• REQUIRED WORK
Reproduce all entries precisely, down to the last character.

□ □ □ □ □

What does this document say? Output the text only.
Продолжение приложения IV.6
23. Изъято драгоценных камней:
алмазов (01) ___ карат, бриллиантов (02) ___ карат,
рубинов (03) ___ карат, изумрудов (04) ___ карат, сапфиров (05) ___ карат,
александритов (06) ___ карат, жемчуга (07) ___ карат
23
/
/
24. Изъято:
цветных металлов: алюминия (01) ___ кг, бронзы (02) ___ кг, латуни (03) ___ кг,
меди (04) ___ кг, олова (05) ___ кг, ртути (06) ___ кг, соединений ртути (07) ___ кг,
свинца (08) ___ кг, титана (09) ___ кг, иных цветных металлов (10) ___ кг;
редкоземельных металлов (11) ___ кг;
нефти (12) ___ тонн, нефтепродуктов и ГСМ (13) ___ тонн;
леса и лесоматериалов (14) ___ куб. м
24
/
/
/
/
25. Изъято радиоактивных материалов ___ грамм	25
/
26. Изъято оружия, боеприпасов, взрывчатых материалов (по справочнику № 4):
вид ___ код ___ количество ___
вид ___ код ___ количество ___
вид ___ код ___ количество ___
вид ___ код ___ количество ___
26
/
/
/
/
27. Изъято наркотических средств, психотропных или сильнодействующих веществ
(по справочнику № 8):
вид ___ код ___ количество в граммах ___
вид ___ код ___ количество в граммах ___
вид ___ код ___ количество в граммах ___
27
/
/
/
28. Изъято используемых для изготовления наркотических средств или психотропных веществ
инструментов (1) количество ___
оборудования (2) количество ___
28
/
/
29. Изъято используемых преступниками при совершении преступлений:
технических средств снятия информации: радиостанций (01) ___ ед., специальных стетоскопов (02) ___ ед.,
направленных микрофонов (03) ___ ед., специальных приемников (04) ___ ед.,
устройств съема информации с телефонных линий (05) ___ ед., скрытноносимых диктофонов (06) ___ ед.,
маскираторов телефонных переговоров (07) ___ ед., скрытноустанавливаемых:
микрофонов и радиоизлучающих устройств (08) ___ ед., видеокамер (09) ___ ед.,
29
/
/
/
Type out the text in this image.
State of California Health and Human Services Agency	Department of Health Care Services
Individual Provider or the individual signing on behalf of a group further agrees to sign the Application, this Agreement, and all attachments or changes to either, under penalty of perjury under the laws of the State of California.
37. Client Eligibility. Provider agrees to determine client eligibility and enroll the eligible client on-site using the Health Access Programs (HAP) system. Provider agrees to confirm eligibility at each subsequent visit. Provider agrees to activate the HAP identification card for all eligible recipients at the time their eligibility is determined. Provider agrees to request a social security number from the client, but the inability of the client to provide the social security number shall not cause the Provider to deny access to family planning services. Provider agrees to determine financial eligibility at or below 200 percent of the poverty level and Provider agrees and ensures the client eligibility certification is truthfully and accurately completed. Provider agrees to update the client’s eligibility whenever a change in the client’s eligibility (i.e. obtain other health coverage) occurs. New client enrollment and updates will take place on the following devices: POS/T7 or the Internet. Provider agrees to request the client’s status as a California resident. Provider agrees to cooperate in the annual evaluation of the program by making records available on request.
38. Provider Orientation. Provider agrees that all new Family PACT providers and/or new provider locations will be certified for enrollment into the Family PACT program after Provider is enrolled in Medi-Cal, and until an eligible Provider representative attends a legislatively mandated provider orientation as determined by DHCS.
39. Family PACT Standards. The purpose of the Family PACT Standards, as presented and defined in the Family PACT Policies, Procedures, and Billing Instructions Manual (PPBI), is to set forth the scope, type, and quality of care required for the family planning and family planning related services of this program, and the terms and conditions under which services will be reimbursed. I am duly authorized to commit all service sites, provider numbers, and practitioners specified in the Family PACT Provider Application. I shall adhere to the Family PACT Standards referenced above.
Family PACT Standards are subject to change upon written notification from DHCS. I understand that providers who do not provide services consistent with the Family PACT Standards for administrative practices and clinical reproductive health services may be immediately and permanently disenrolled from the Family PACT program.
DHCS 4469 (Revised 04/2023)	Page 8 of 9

□ □ □ □ □

• RESPONSE
What does this document say? Output the text only.
Продолжение приложения IV.6
23. Изъято драгоценных камней:
алмазов (01) ___ карат, бриллиантов (02) ___ карат,
рубинов (03) ___ карат, изумрудов (04) ___ карат, сапфиров (05) ___ карат,
александритов (06) ___ карат, жемчуга (07) ___ карат
23
/
/
24. Изъято:
цветных металлов: алюминия (01) ___ кг, бронзы (02) ___ кг, латуни (03) ___ кг,
меди (04) ___ кг, олова (05) ___ кг, ртути (06) ___ кг, соединений ртути (07) ___ кг,
свинца (08) ___ кг, титана (09) ___ кг, иных цветных металлов (10) ___ кг;
редкоземельных металлов (11) ___ кг;
нефти (12) ___ тонн, нефтепродуктов и ГСМ (13) ___ тонн;
леса и лесоматериалов (14) ___ куб. м
24
/
/
/
/
25. Изъято радиоактивных материалов ___ грамм	25
/
26. Изъято оружия, боеприпасов, взрывчатых материалов (по справочнику № 4):
вид ___ код ___ количество ___
вид ___ код ___ количество ___
вид ___ код ___ количество ___
вид ___ код ___ количество ___
26
/
/
/
/
27. Изъято наркотических средств, психотропных или сильнодействующих веществ
(по справочнику № 8):
вид ___ код ___ количество в граммах ___
вид ___ код ___ количество в граммах ___
вид ___ код ___ количество в граммах ___
27
/
/
/
28. Изъято используемых для изготовления наркотических средств или психотропных веществ
инструментов (1) количество ___
оборудования (2) количество ___
28
/
/
29. Изъято используемых преступниками при совершении преступлений:
технических средств снятия информации: радиостанций (01) ___ ед., специальных стетоскопов (02) ___ ед.,
направленных микрофонов (03) ___ ед., специальных приемников (04) ___ ед.,
устройств съема информации с телефонных линий (05) ___ ед., скрытноносимых диктофонов (06) ___ ед.,
маскираторов телефонных переговоров (07) ___ ед., скрытноустанавливаемых:
микрофонов и радиоизлучающих устройств (08) ___ ед., видеокамер (09) ___ ед.,
29
/
/
/
Type out the text in this image.
State of California Health and Human Services Agency	Department of Health Care Services
Individual Provider or the individual signing on behalf of a group further agrees to sign the Application, this Agreement, and all attachments or changes to either, under penalty of perjury under the laws of the State of California.
37. Client Eligibility. Provider agrees to determine client eligibility and enroll the eligible client on-site using the Health Access Programs (HAP) system. Provider agrees to confirm eligibility at each subsequent visit. Provider agrees to activate the HAP identification card for all eligible recipients at the time their eligibility is determined. Provider agrees to request a social security number from the client, but the inability of the client to provide the social security number shall not cause the Provider to deny access to family planning services. Provider agrees to determine financial eligibility at or below 200 percent of the poverty level and Provider agrees and ensures the client eligibility certification is truthfully and accurately completed. Provider agrees to update the client’s eligibility whenever a change in the client’s eligibility (i.e. obtain other health coverage) occurs. New client enrollment and updates will take place on the following devices: POS/T7 or the Internet. Provider agrees to request the client’s status as a California resident. Provider agrees to cooperate in the annual evaluation of the program by making records available on request.
38. Provider Orientation. Provider agrees that all new Family PACT providers and/or new provider locations will be certified for enrollment into the Family PACT program after Provider is enrolled in Medi-Cal, and until an eligible Provider representative attends a legislatively mandated provider orientation as determined by DHCS.
39. Family PACT Standards. The purpose of the Family PACT Standards, as presented and defined in the Family PACT Policies, Procedures, and Billing Instructions Manual (PPBI), is to set forth the scope, type, and quality of care required for the family planning and family planning related services of this program, and the terms and conditions under which services will be reimbursed. I am duly authorized to commit all service sites, provider numbers, and practitioners specified in the Family PACT Provider Application. I shall adhere to the Family PACT Standards referenced above.
Family PACT Standards are subject to change upon written notification from DHCS. I understand that providers who do not provide services consistent with the Family PACT Standards for administrative practices and clinical reproductive health services may be immediately and permanently disenrolled from the Family PACT program.
DHCS 4469 (Revised 04/2023)	Page 8 of 9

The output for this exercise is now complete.